» **REQUIRED TASK**: For each line of the data below that holds "content", copy the line.

» **DATASET ROWS**:
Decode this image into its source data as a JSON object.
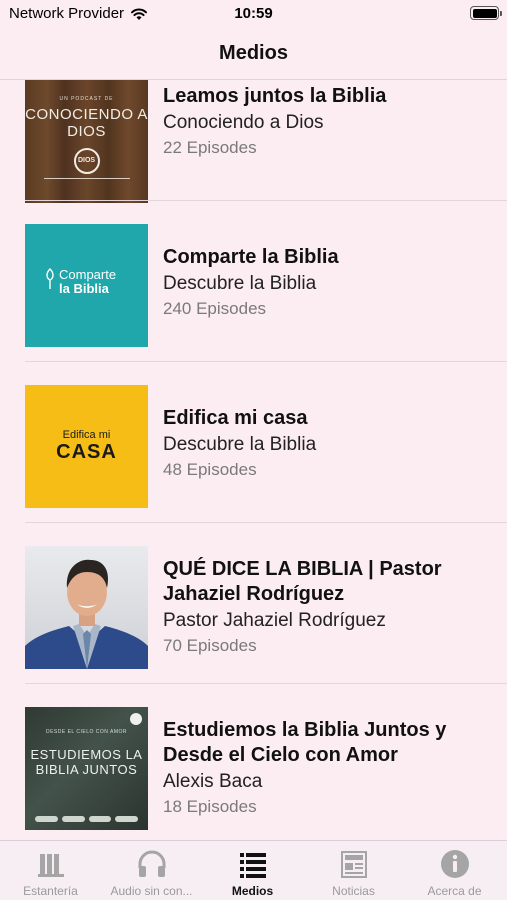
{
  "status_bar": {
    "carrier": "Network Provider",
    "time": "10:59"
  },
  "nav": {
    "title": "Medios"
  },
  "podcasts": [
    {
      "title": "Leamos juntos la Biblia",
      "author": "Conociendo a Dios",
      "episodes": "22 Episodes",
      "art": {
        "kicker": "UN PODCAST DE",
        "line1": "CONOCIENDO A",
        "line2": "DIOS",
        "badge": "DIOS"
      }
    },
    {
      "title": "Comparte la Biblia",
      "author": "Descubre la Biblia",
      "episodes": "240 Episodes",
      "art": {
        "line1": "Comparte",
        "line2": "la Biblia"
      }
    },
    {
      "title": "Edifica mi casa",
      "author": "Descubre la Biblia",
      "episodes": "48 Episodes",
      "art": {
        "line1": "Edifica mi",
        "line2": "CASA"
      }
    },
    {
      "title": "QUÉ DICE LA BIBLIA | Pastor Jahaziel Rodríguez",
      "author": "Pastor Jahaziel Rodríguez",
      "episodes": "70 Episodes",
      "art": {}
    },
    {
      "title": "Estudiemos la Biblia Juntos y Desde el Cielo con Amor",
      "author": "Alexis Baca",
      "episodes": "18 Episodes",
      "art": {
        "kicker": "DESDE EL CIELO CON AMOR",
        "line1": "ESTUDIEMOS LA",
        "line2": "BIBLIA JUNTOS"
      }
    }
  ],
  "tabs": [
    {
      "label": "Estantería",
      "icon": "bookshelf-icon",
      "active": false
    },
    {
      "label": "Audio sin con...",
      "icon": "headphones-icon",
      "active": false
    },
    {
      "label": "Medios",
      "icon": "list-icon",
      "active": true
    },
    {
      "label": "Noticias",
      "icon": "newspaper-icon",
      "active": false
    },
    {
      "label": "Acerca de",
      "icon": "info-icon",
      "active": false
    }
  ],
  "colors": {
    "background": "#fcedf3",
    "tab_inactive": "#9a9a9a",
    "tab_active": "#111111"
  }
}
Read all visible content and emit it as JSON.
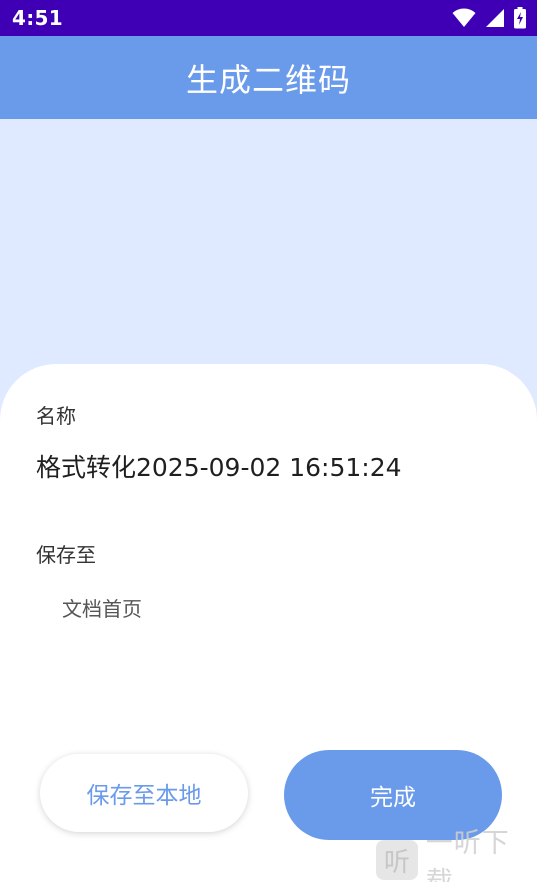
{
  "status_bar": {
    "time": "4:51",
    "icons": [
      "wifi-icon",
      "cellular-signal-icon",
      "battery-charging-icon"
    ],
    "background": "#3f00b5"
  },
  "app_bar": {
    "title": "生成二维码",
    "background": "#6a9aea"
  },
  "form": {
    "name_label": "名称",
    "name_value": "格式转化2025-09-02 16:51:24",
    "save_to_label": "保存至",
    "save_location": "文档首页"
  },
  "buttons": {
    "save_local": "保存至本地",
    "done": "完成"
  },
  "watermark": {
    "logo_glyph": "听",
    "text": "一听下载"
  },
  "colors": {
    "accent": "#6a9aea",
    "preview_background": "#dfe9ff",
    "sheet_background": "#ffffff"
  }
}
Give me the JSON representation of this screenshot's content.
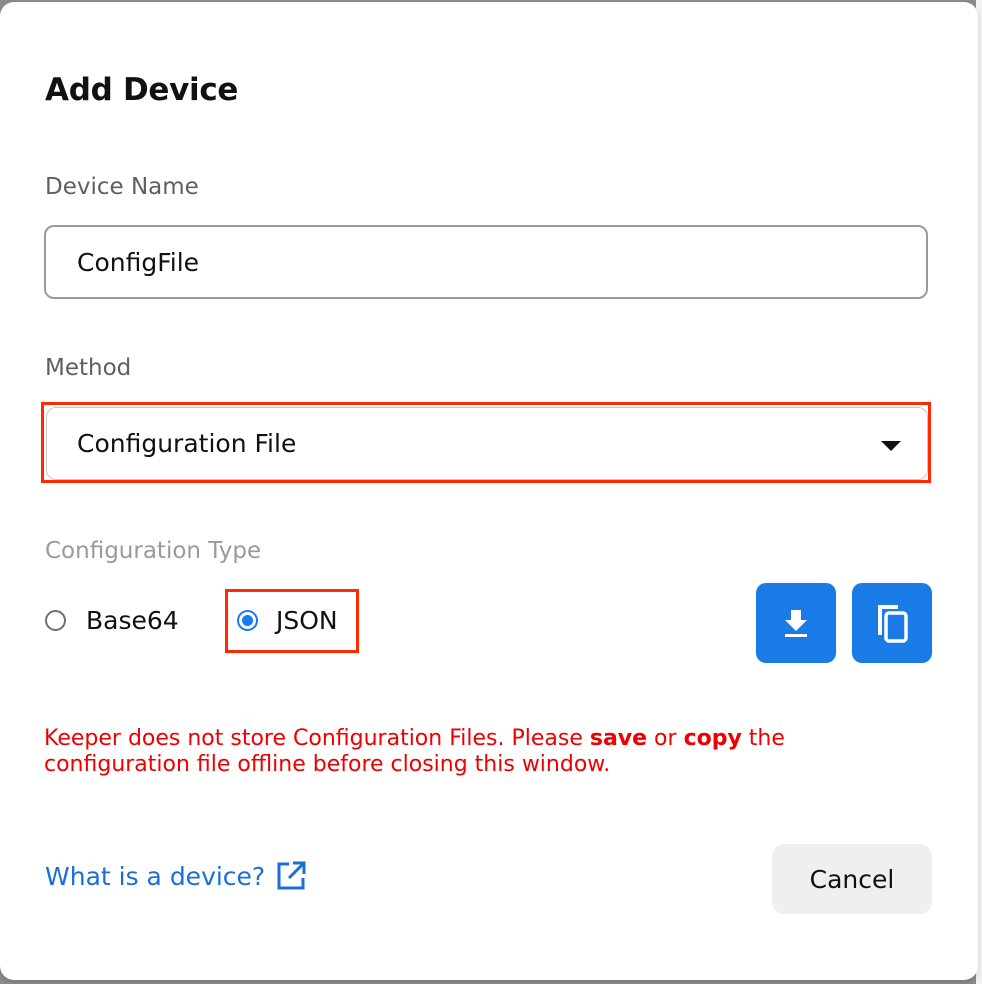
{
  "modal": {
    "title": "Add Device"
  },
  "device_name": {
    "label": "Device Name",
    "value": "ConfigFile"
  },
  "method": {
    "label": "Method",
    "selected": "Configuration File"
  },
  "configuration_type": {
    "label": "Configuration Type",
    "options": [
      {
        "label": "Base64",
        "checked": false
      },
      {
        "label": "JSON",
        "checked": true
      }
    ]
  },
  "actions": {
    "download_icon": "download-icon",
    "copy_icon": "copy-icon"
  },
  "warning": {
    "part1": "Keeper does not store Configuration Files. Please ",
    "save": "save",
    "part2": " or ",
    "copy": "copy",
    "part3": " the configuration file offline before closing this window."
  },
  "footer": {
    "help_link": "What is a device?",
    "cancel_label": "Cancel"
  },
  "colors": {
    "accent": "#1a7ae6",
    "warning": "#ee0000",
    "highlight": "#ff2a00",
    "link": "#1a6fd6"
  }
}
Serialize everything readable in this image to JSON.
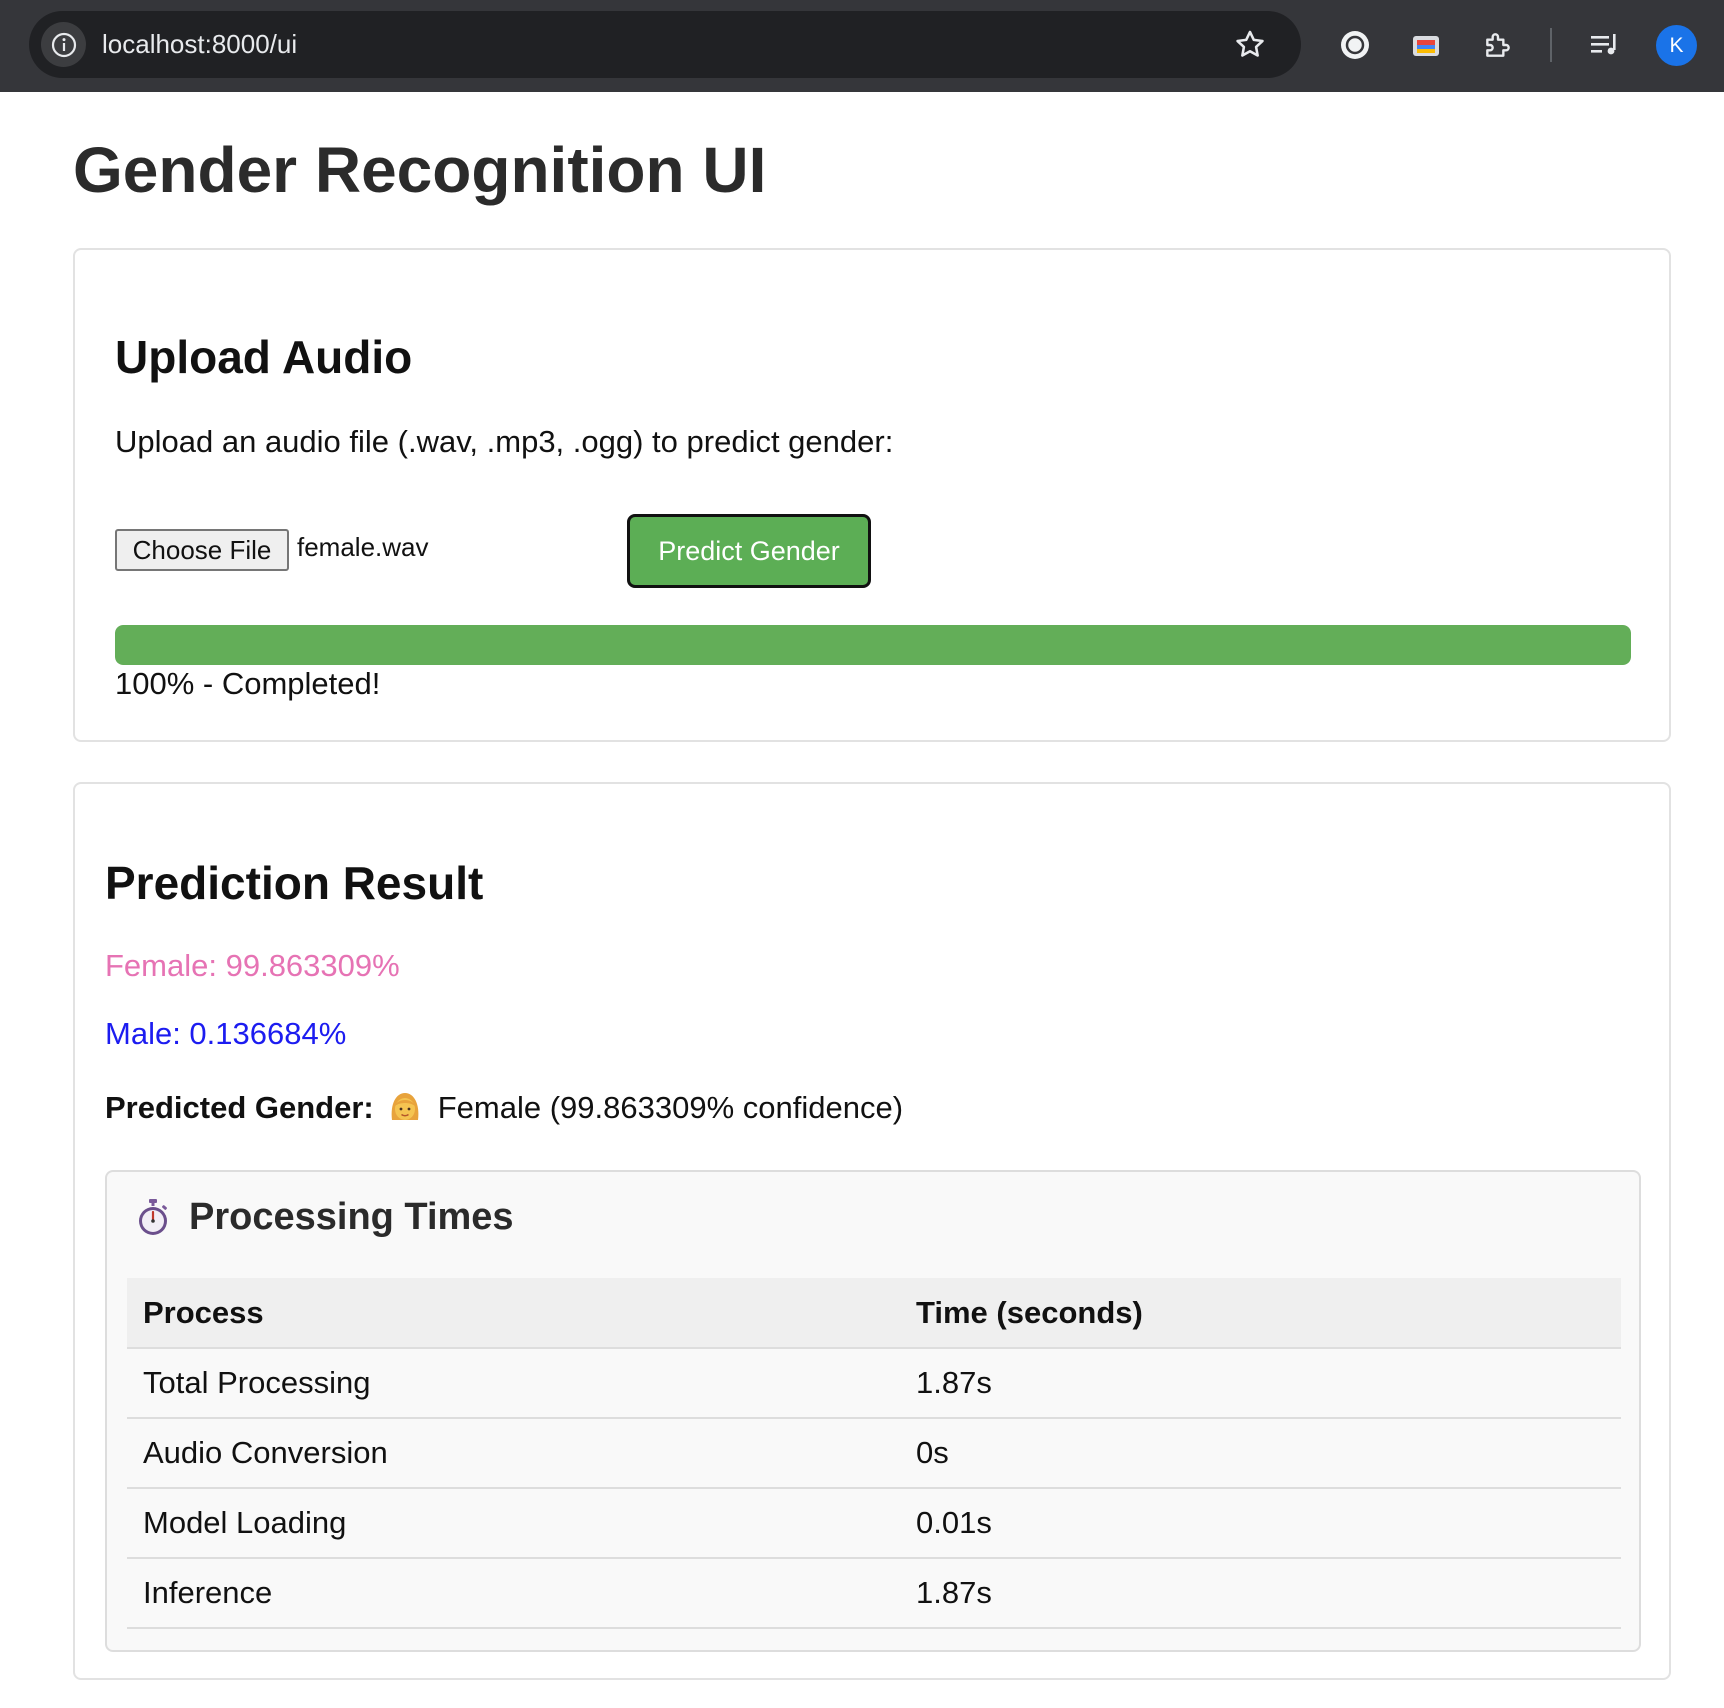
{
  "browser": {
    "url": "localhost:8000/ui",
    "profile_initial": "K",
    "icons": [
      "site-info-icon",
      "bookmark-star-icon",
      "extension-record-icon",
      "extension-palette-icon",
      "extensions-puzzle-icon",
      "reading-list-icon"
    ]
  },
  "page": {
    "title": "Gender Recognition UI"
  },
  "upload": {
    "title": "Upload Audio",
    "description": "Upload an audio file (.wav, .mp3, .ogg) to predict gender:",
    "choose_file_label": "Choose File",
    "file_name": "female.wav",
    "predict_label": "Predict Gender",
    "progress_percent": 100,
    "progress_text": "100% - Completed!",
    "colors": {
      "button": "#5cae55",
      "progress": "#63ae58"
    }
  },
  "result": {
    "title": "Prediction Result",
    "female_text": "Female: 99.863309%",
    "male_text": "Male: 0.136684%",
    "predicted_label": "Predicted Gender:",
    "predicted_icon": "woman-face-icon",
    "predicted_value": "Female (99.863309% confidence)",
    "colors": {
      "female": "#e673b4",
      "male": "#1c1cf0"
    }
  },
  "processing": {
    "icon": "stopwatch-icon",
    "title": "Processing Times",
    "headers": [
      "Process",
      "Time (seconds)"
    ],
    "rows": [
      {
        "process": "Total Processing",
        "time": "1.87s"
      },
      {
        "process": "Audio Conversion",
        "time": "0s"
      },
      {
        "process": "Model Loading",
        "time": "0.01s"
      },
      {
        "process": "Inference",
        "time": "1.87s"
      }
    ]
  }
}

» **TASK RESULT**:
Read all visible content and emit it as JSON.
Give me the JSON representation of this screenshot's content.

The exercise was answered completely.